━━━━━ Material for this exercise ━━━━━

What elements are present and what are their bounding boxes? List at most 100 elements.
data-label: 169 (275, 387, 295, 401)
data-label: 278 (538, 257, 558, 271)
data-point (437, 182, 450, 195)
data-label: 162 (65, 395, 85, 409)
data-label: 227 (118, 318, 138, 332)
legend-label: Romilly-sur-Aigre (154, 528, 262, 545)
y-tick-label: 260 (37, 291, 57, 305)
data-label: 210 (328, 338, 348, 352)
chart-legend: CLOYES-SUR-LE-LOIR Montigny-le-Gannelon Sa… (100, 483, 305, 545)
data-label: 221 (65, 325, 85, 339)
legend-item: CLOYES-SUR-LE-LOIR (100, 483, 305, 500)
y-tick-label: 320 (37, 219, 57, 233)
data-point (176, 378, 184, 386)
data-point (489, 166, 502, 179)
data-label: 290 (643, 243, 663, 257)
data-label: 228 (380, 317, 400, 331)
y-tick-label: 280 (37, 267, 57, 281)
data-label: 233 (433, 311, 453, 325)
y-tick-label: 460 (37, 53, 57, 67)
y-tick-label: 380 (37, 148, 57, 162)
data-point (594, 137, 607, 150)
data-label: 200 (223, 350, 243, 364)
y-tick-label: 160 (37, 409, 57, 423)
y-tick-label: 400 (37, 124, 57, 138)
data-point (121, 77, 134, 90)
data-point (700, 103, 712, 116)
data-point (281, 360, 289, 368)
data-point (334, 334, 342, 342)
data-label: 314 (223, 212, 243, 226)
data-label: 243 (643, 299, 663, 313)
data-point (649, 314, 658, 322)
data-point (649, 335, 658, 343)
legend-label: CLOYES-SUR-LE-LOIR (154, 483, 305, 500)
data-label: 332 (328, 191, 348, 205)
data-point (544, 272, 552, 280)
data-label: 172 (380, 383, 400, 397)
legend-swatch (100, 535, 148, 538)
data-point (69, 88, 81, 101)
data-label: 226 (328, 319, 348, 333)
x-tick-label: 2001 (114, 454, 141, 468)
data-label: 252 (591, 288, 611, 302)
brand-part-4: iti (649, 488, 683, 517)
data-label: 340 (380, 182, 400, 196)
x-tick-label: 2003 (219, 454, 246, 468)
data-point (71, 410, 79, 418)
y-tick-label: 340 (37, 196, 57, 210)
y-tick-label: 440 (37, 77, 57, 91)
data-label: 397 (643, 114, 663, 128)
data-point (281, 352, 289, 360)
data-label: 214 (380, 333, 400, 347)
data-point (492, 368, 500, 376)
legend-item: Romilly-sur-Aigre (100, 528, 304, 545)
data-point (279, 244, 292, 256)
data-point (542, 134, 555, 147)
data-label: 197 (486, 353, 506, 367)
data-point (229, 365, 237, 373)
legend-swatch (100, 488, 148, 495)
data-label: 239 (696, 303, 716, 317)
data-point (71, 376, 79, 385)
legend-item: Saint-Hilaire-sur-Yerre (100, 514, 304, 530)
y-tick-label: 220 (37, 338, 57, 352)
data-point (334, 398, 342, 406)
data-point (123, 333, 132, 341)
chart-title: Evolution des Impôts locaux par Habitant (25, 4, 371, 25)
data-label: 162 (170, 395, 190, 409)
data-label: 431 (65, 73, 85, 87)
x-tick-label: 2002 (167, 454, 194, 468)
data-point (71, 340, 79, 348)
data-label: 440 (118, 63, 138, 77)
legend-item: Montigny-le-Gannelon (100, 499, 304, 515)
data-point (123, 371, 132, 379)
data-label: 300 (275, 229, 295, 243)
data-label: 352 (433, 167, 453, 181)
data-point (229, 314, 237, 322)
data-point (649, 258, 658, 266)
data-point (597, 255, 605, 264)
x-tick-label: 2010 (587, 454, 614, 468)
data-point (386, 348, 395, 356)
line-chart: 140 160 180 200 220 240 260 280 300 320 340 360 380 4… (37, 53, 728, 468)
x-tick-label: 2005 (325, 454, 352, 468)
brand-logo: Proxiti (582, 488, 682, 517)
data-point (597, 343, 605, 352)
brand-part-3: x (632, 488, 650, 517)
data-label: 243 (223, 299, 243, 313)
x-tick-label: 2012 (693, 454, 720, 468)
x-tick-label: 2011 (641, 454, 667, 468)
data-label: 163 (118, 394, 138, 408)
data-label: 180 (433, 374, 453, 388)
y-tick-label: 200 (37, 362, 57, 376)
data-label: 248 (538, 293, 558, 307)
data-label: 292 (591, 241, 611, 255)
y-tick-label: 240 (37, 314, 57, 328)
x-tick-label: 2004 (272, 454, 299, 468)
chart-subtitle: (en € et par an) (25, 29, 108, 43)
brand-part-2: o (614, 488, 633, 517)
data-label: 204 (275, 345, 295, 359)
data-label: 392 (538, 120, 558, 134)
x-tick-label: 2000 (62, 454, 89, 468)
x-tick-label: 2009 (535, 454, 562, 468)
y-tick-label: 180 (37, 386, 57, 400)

━━━━━

Print the items from the very first line through the line containing "data-point (700, 103, 712, 116)", both included, reproducing each line without any change.

(Full solution)
What elements are present and what are their bounding boxes? List at most 100 elements.
data-label: 169 (275, 387, 295, 401)
data-label: 278 (538, 257, 558, 271)
data-point (437, 182, 450, 195)
data-label: 162 (65, 395, 85, 409)
data-label: 227 (118, 318, 138, 332)
legend-label: Romilly-sur-Aigre (154, 528, 262, 545)
y-tick-label: 260 (37, 291, 57, 305)
data-label: 210 (328, 338, 348, 352)
chart-legend: CLOYES-SUR-LE-LOIR Montigny-le-Gannelon Sa… (100, 483, 305, 545)
data-label: 221 (65, 325, 85, 339)
legend-item: CLOYES-SUR-LE-LOIR (100, 483, 305, 500)
y-tick-label: 320 (37, 219, 57, 233)
data-point (176, 378, 184, 386)
data-point (489, 166, 502, 179)
data-label: 290 (643, 243, 663, 257)
data-label: 228 (380, 317, 400, 331)
y-tick-label: 280 (37, 267, 57, 281)
data-label: 233 (433, 311, 453, 325)
y-tick-label: 460 (37, 53, 57, 67)
y-tick-label: 380 (37, 148, 57, 162)
data-point (594, 137, 607, 150)
data-label: 200 (223, 350, 243, 364)
y-tick-label: 160 (37, 409, 57, 423)
y-tick-label: 400 (37, 124, 57, 138)
data-point (121, 77, 134, 90)
data-point (700, 103, 712, 116)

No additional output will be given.